WHAT IS EXPECTED
Of the lines in the entries below, state how many hold the word "associé". Say nothing else.

INPUT RECORDS
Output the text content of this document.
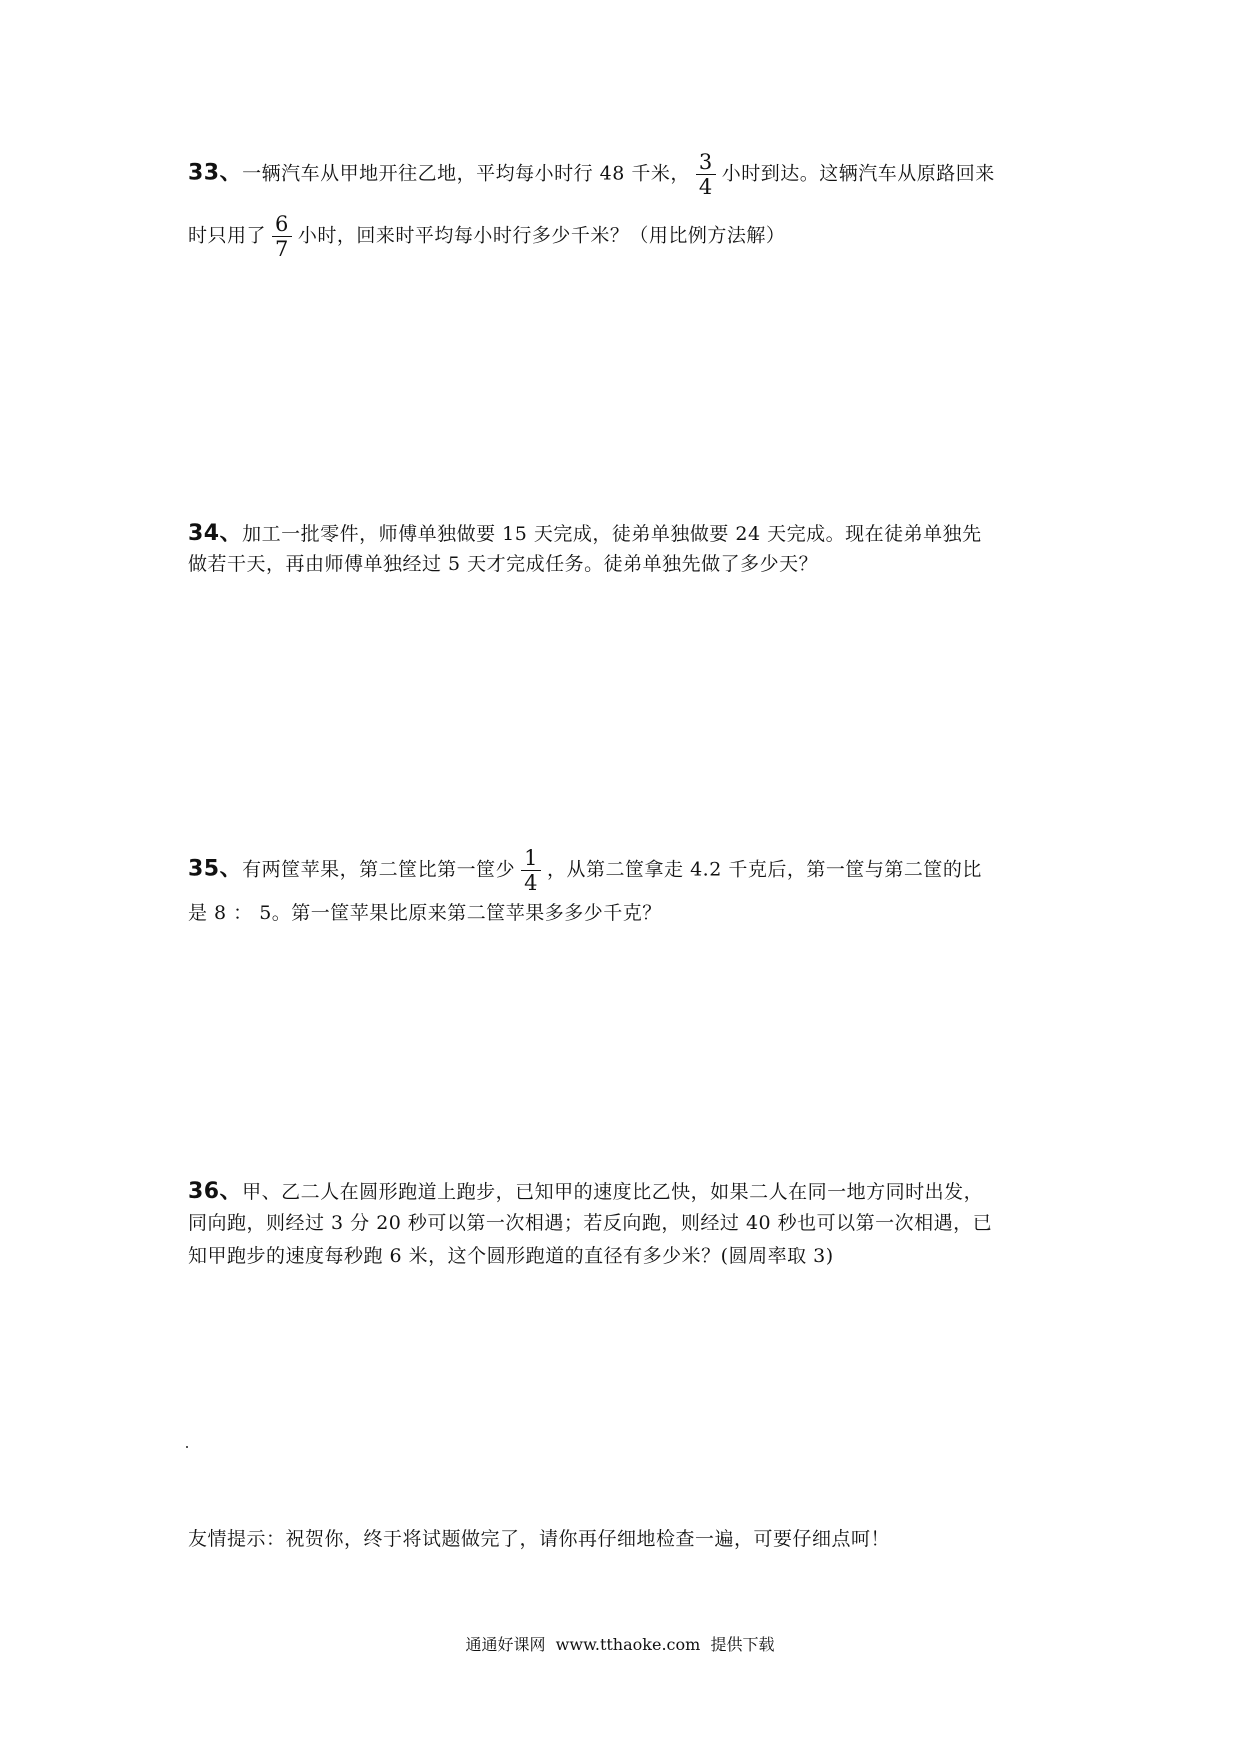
33、一辆汽车从甲地开往乙地，平均每小时行 48 千米， $\frac{3}{4}$ 小时到达。这辆汽车从原路回来
时只用了 $\frac{6}{7}$ 小时，回来时平均每小时行多少千米？（用比例方法解）
34、加工一批零件，师傅单独做要 15 天完成，徒弟单独做要 24 天完成。现在徒弟单独先
做若干天，再由师傅单独经过 5 天才完成任务。徒弟单独先做了多少天？
35、有两筐苹果，第二筐比第一筐少 $\frac{1}{4}$ ，从第二筐拿走 4.2 千克后，第一筐与第二筐的比
是 8 ： 5。第一筐苹果比原来第二筐苹果多多少千克？
36、甲、乙二人在圆形跑道上跑步，已知甲的速度比乙快，如果二人在同一地方同时出发，
同向跑，则经过 3 分 20 秒可以第一次相遇；若反向跑，则经过 40 秒也可以第一次相遇，已
知甲跑步的速度每秒跑 6 米，这个圆形跑道的直径有多少米？(圆周率取 3)
友情提示：祝贺你，终于将试题做完了，请你再仔细地检查一遍，可要仔细点呵！
通通好课网  www.tthaoke.com  提供下载
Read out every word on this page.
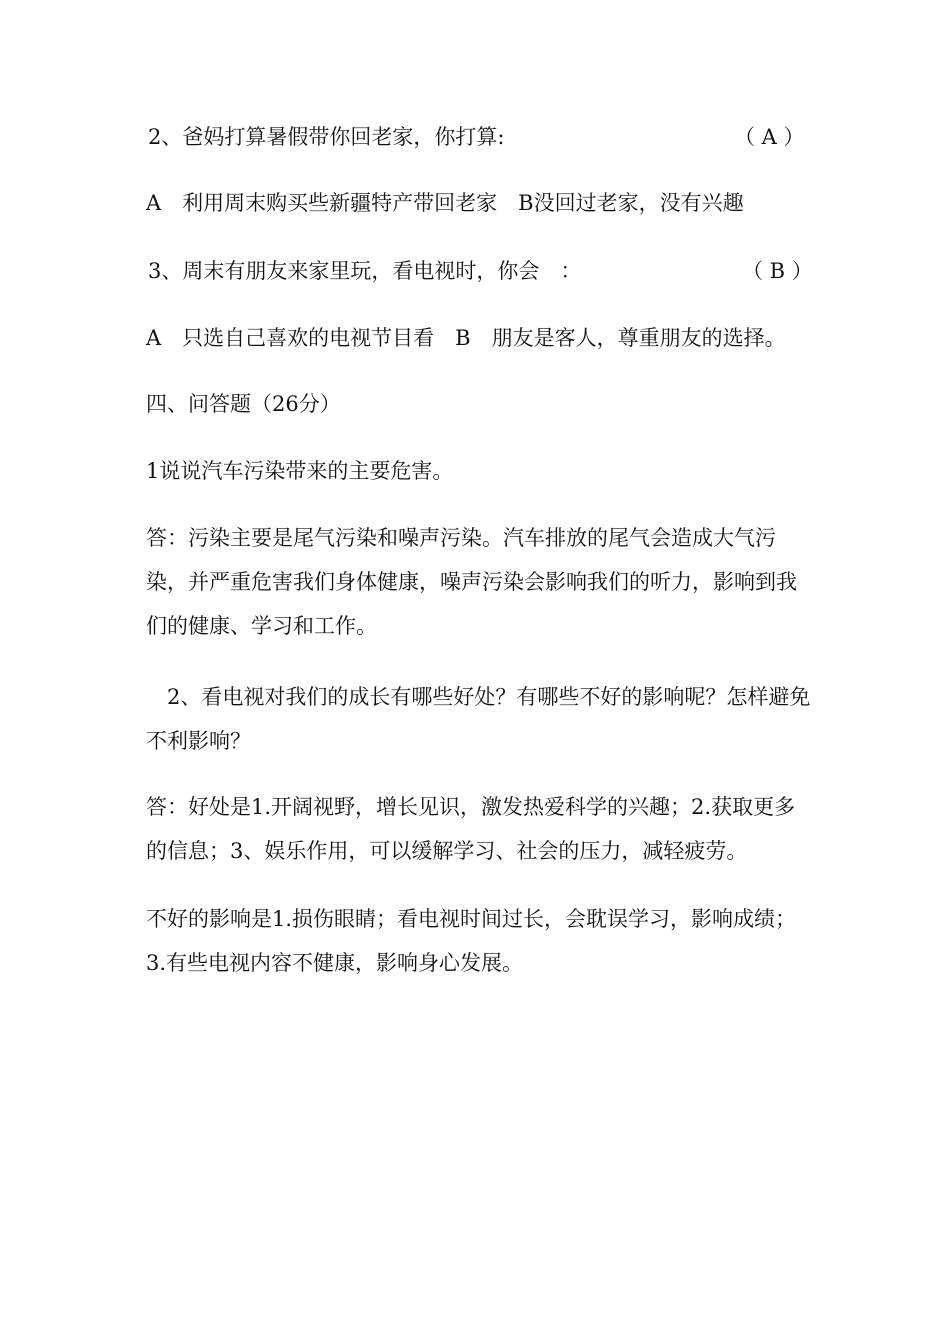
2、爸妈打算暑假带你回老家，你打算:	（ A ）
A　利用周末购买些新疆特产带回老家　B没回过老家，没有兴趣
3、周末有朋友来家里玩，看电视时，你会　：	（ B ）
A　只选自己喜欢的电视节目看　B　朋友是客人，尊重朋友的选择。
四、问答题（26分）
1说说汽车污染带来的主要危害。
答：污染主要是尾气污染和噪声污染。汽车排放的尾气会造成大气污染，并严重危害我们身体健康，噪声污染会影响我们的听力，影响到我们的健康、学习和工作。
　2、看电视对我们的成长有哪些好处？有哪些不好的影响呢？怎样避免不利影响？
答：好处是1.开阔视野，增长见识，激发热爱科学的兴趣；2.获取更多的信息；3、娱乐作用，可以缓解学习、社会的压力，减轻疲劳。
不好的影响是1.损伤眼睛；看电视时间过长，会耽误学习，影响成绩；3.有些电视内容不健康，影响身心发展。
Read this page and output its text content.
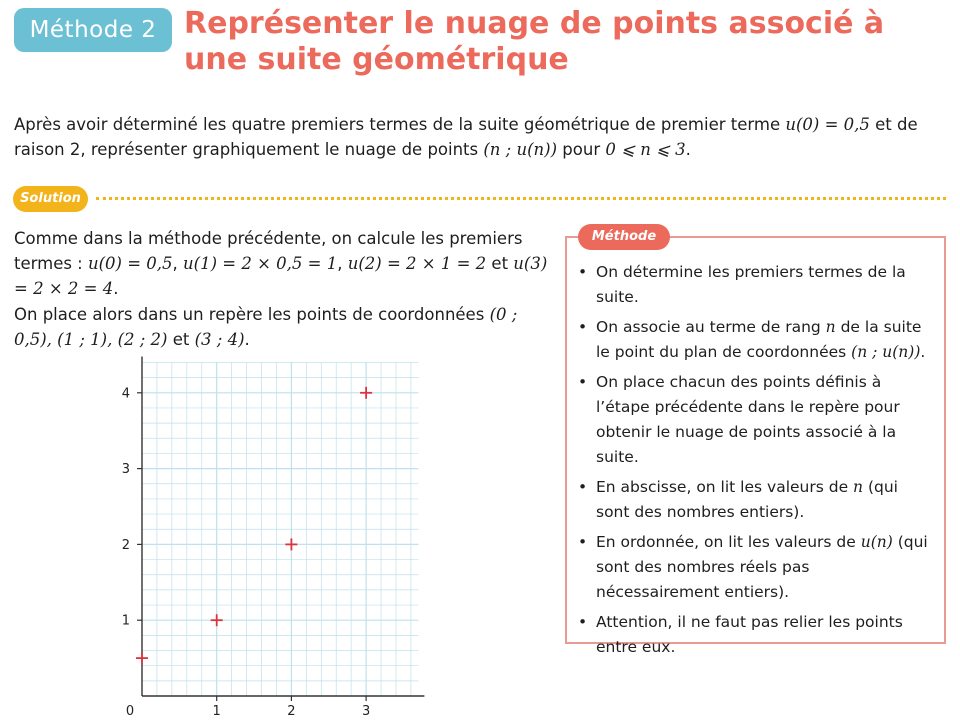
Méthode 2 Représenter le nuage de points associé à une suite géométrique
Après avoir déterminé les quatre premiers termes de la suite géométrique de premier terme u(0) = 0,5 et de raison 2, représenter graphiquement le nuage de points (n ; u(n)) pour 0 ⩽ n ⩽ 3.
Solution
Comme dans la méthode précédente, on calcule les premiers termes : u(0) = 0,5, u(1) = 2 × 0,5 = 1, u(2) = 2 × 1 = 2 et u(3) = 2 × 2 = 4.
On place alors dans un repère les points de coordonnées (0 ; 0,5), (1 ; 1), (2 ; 2) et (3 ; 4).
0	1	2	3
1
2
3
4
Méthode
• On détermine les premiers termes de la suite.
• On associe au terme de rang n de la suite le point du plan de coordonnées (n ; u(n)).
• On place chacun des points définis à l’étape précédente dans le repère pour obtenir le nuage de points associé à la suite.
• En abscisse, on lit les valeurs de n (qui sont des nombres entiers).
• En ordonnée, on lit les valeurs de u(n) (qui sont des nombres réels pas nécessairement entiers).
• Attention, il ne faut pas relier les points entre eux.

ANSWER
2